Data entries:
----------

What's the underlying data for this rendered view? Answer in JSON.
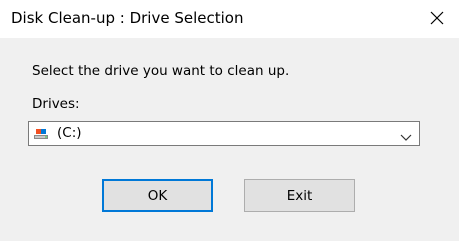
{
  "window": {
    "title": "Disk Clean-up : Drive Selection",
    "close_icon": "close-icon"
  },
  "content": {
    "prompt": "Select the drive you want to clean up.",
    "drives_label": "Drives:",
    "drive_select": {
      "selected_value": "(C:)",
      "icon": "drive-icon",
      "dropdown_icon": "chevron-down-icon"
    }
  },
  "buttons": {
    "ok_label": "OK",
    "exit_label": "Exit"
  },
  "colors": {
    "title_bg": "#ffffff",
    "body_bg": "#f0f0f0",
    "focus_border": "#0078d7",
    "button_bg": "#e1e1e1"
  }
}
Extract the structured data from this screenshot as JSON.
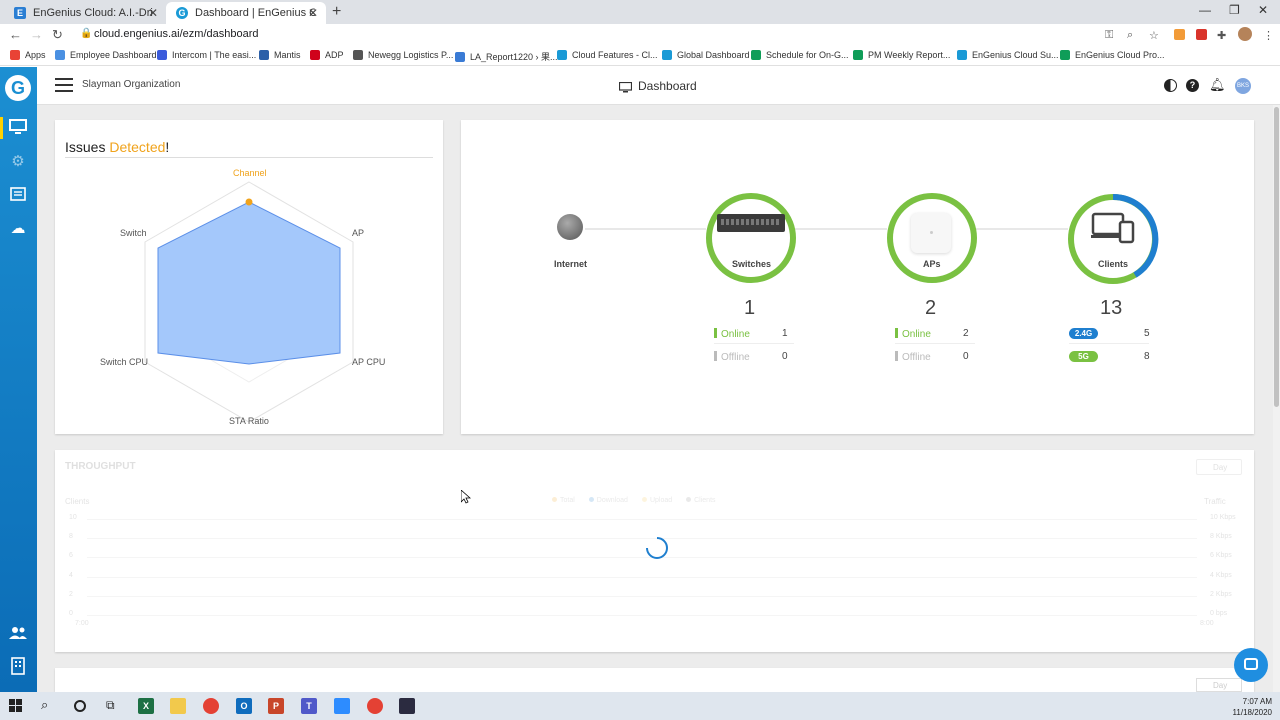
{
  "browser": {
    "tabs": [
      {
        "title": "EnGenius Cloud: A.I.-Driven Sma",
        "favicon": "E",
        "favicon_color": "#2a7ed3"
      },
      {
        "title": "Dashboard | EnGenius Cloud - S",
        "favicon": "G",
        "favicon_color": "#1a9ad6"
      }
    ],
    "url": "cloud.engenius.ai/ezm/dashboard",
    "bookmarks": [
      {
        "label": "Apps",
        "color": "#e94235"
      },
      {
        "label": "Employee Dashboard",
        "color": "#4a90e2"
      },
      {
        "label": "Intercom | The easi...",
        "color": "#3b5bdb"
      },
      {
        "label": "Mantis",
        "color": "#2b5fa8"
      },
      {
        "label": "ADP",
        "color": "#d0021b"
      },
      {
        "label": "Newegg Logistics P...",
        "color": "#555555"
      },
      {
        "label": "LA_Report1220 › 果...",
        "color": "#3a7bd5"
      },
      {
        "label": "Cloud Features - Cl...",
        "color": "#1a9ad6"
      },
      {
        "label": "Global Dashboard",
        "color": "#1a9ad6"
      },
      {
        "label": "Schedule for On-G...",
        "color": "#0f9d58"
      },
      {
        "label": "PM Weekly Report...",
        "color": "#0f9d58"
      },
      {
        "label": "EnGenius Cloud Su...",
        "color": "#1a9ad6"
      },
      {
        "label": "EnGenius Cloud Pro...",
        "color": "#0f9d58"
      }
    ]
  },
  "header": {
    "org": "Slayman Organization",
    "page_title": "Dashboard",
    "avatar": "BKS"
  },
  "issues": {
    "title_prefix": "Issues ",
    "title_highlight": "Detected",
    "title_suffix": "!",
    "highlight_color": "#f0a31c",
    "radar_labels": [
      "Channel",
      "AP",
      "AP CPU",
      "STA Ratio",
      "Switch CPU",
      "Switch"
    ]
  },
  "topology": {
    "internet_label": "Internet",
    "switches": {
      "label": "Switches",
      "count": "1",
      "online_label": "Online",
      "online": "1",
      "offline_label": "Offline",
      "offline": "0"
    },
    "aps": {
      "label": "APs",
      "count": "2",
      "online_label": "Online",
      "online": "2",
      "offline_label": "Offline",
      "offline": "0"
    },
    "clients": {
      "label": "Clients",
      "count": "13",
      "band1_label": "2.4G",
      "band1": "5",
      "band2_label": "5G",
      "band2": "8"
    }
  },
  "throughput": {
    "title": "THROUGHPUT",
    "range_label": "Day",
    "y_left_title": "Clients",
    "y_left_ticks": [
      "10",
      "8",
      "6",
      "4",
      "2",
      "0"
    ],
    "y_right_title": "Traffic",
    "y_right_ticks": [
      "10 Kbps",
      "8 Kbps",
      "6 Kbps",
      "4 Kbps",
      "2 Kbps",
      "0 bps"
    ],
    "legend": [
      "Total",
      "Download",
      "Upload",
      "Clients"
    ],
    "x_start": "7:00",
    "x_end": "8:00"
  },
  "lower_card": {
    "range_label": "Day"
  },
  "taskbar": {
    "time": "7:07 AM",
    "date": "11/18/2020"
  }
}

----------

What is asked: Pictures in the records above are left out; print everything else exactly as written.

Output of the task:
What's the underlying data for this rendered view? Answer in JSON.
{
  "window": {
    "title": "Disk Clean-up : Drive Selection",
    "close_icon": "close-icon"
  },
  "content": {
    "prompt": "Select the drive you want to clean up.",
    "drives_label": "Drives:",
    "drive_select": {
      "selected_value": "(C:)",
      "icon": "drive-icon",
      "dropdown_icon": "chevron-down-icon"
    }
  },
  "buttons": {
    "ok_label": "OK",
    "exit_label": "Exit"
  },
  "colors": {
    "title_bg": "#ffffff",
    "body_bg": "#f0f0f0",
    "focus_border": "#0078d7",
    "button_bg": "#e1e1e1"
  }
}
Extract the structured data from this screenshot as JSON.
{
  "browser": {
    "tabs": [
      {
        "title": "EnGenius Cloud: A.I.-Driven Sma",
        "favicon": "E",
        "favicon_color": "#2a7ed3"
      },
      {
        "title": "Dashboard | EnGenius Cloud - S",
        "favicon": "G",
        "favicon_color": "#1a9ad6"
      }
    ],
    "url": "cloud.engenius.ai/ezm/dashboard",
    "bookmarks": [
      {
        "label": "Apps",
        "color": "#e94235"
      },
      {
        "label": "Employee Dashboard",
        "color": "#4a90e2"
      },
      {
        "label": "Intercom | The easi...",
        "color": "#3b5bdb"
      },
      {
        "label": "Mantis",
        "color": "#2b5fa8"
      },
      {
        "label": "ADP",
        "color": "#d0021b"
      },
      {
        "label": "Newegg Logistics P...",
        "color": "#555555"
      },
      {
        "label": "LA_Report1220 › 果...",
        "color": "#3a7bd5"
      },
      {
        "label": "Cloud Features - Cl...",
        "color": "#1a9ad6"
      },
      {
        "label": "Global Dashboard",
        "color": "#1a9ad6"
      },
      {
        "label": "Schedule for On-G...",
        "color": "#0f9d58"
      },
      {
        "label": "PM Weekly Report...",
        "color": "#0f9d58"
      },
      {
        "label": "EnGenius Cloud Su...",
        "color": "#1a9ad6"
      },
      {
        "label": "EnGenius Cloud Pro...",
        "color": "#0f9d58"
      }
    ]
  },
  "header": {
    "org": "Slayman Organization",
    "page_title": "Dashboard",
    "avatar": "BKS"
  },
  "issues": {
    "title_prefix": "Issues ",
    "title_highlight": "Detected",
    "title_suffix": "!",
    "highlight_color": "#f0a31c",
    "radar_labels": [
      "Channel",
      "AP",
      "AP CPU",
      "STA Ratio",
      "Switch CPU",
      "Switch"
    ]
  },
  "topology": {
    "internet_label": "Internet",
    "switches": {
      "label": "Switches",
      "count": "1",
      "online_label": "Online",
      "online": "1",
      "offline_label": "Offline",
      "offline": "0"
    },
    "aps": {
      "label": "APs",
      "count": "2",
      "online_label": "Online",
      "online": "2",
      "offline_label": "Offline",
      "offline": "0"
    },
    "clients": {
      "label": "Clients",
      "count": "13",
      "band1_label": "2.4G",
      "band1": "5",
      "band2_label": "5G",
      "band2": "8"
    }
  },
  "throughput": {
    "title": "THROUGHPUT",
    "range_label": "Day",
    "y_left_title": "Clients",
    "y_left_ticks": [
      "10",
      "8",
      "6",
      "4",
      "2",
      "0"
    ],
    "y_right_title": "Traffic",
    "y_right_ticks": [
      "10 Kbps",
      "8 Kbps",
      "6 Kbps",
      "4 Kbps",
      "2 Kbps",
      "0 bps"
    ],
    "legend": [
      "Total",
      "Download",
      "Upload",
      "Clients"
    ],
    "x_start": "7:00",
    "x_end": "8:00"
  },
  "lower_card": {
    "range_label": "Day"
  },
  "taskbar": {
    "time": "7:07 AM",
    "date": "11/18/2020"
  }
}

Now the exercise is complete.